Raw data.

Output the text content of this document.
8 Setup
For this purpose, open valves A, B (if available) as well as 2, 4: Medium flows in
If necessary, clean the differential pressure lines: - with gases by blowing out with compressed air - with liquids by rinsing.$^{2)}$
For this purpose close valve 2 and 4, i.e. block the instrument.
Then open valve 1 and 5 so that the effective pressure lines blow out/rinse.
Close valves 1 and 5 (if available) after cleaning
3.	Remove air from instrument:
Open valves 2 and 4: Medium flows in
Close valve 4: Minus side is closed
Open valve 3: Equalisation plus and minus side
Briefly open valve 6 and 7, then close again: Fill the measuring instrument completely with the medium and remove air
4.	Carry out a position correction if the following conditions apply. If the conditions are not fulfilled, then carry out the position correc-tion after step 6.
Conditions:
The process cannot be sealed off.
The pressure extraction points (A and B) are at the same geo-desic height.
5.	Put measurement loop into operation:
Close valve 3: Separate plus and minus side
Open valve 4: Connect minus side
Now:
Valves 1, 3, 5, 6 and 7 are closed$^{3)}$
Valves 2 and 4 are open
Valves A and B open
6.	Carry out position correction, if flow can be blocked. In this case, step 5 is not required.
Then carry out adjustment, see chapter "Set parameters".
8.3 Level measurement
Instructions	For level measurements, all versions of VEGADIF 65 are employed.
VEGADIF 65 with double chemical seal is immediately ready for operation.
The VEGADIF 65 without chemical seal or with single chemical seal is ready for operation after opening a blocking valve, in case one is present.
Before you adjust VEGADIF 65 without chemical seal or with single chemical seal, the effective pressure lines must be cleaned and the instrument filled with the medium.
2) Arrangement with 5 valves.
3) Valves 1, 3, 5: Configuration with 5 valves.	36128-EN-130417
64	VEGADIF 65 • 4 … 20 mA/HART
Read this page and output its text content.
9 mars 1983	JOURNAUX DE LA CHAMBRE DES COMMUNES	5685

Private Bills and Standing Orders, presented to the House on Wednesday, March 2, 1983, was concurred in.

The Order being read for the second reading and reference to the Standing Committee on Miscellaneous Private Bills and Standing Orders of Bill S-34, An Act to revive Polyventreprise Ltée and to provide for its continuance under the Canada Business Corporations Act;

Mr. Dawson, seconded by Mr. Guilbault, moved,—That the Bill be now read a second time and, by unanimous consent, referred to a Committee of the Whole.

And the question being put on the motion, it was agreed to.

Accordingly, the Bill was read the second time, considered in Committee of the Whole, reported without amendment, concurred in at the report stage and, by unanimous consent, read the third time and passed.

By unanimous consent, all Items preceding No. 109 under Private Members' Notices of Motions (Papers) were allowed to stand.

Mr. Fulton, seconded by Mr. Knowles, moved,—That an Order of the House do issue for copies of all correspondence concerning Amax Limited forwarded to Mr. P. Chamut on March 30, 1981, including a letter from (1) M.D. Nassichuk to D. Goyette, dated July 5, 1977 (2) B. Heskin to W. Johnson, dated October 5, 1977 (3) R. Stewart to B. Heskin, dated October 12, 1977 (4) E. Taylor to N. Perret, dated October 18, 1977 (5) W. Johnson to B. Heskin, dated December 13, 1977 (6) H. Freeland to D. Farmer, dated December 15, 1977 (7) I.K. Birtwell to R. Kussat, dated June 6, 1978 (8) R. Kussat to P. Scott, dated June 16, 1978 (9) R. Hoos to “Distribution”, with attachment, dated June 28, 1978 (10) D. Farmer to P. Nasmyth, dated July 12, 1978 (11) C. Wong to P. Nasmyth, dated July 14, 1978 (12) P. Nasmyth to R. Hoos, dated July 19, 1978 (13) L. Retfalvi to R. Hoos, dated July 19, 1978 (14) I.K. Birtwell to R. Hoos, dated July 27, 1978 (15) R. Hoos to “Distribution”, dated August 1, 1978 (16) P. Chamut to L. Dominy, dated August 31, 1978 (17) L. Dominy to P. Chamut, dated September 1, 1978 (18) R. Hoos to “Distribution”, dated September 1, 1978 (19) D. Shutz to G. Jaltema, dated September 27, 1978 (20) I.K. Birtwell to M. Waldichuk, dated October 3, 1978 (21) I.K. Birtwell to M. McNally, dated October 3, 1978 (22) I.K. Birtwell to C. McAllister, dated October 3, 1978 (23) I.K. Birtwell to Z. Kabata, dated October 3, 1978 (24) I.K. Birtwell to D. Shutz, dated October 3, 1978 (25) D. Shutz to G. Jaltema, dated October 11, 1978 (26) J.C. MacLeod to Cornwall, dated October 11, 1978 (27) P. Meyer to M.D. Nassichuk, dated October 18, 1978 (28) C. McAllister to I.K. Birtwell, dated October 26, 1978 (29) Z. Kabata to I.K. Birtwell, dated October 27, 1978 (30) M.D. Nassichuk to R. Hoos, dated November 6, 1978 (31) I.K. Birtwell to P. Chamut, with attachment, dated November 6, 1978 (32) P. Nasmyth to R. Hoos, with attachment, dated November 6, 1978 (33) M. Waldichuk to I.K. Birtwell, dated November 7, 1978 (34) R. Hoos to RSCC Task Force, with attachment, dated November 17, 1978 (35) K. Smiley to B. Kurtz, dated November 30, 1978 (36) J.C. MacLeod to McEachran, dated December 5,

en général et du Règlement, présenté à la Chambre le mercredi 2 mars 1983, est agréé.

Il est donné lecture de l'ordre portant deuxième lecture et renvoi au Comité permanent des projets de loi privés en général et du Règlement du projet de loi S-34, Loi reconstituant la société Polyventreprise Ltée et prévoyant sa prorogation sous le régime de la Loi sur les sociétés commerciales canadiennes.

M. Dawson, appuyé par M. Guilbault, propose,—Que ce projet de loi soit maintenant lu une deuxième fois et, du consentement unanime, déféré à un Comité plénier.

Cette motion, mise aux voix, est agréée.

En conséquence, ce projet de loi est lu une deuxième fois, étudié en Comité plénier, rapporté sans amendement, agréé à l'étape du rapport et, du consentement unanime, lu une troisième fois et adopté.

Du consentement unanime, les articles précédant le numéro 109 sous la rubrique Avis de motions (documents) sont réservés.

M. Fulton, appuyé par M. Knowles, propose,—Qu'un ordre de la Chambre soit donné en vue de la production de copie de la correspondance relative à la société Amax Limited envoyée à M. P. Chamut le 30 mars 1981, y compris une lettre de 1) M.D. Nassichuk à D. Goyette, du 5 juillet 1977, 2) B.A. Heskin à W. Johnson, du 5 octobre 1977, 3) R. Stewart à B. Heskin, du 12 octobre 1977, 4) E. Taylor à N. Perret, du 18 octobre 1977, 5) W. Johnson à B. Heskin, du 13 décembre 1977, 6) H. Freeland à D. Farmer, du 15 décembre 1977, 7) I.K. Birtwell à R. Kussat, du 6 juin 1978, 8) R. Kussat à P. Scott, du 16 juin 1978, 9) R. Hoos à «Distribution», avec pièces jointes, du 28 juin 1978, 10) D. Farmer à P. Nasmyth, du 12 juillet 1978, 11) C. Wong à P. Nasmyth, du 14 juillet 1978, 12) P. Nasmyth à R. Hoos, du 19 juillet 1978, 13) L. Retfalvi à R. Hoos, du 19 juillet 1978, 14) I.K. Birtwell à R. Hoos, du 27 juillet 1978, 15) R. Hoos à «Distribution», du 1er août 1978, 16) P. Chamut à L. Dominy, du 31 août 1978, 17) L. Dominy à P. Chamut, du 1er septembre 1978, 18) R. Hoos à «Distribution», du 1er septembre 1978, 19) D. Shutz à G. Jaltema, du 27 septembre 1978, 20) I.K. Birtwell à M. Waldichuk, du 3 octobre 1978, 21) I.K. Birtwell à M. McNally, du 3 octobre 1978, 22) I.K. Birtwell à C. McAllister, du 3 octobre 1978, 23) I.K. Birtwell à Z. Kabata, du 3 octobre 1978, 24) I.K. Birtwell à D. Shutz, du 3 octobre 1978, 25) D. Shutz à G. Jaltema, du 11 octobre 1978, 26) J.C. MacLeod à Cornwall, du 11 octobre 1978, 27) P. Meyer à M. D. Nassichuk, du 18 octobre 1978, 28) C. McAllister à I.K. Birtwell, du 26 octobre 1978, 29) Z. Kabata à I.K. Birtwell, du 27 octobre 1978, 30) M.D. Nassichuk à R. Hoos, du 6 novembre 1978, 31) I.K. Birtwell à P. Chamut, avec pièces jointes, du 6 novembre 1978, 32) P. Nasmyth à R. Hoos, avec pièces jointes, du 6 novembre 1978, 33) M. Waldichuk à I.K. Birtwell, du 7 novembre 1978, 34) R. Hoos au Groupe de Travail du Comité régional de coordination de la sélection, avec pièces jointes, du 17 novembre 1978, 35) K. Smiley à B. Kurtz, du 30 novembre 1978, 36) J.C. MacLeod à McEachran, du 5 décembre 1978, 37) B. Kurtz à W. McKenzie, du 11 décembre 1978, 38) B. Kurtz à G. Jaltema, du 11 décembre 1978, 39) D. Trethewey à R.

Task objective.
Copy every line of the entries above in which "time" occurs.

Full solution.
Mr. Dawson, seconded by Mr. Guilbault, moved,—That the Bill be now read a second time and, by unanimous consent, referred to a Committee of the Whole.
Accordingly, the Bill was read the second time, considered in Committee of the Whole, reported without amendment, concurred in at the report stage and, by unanimous consent, read the third time and passed.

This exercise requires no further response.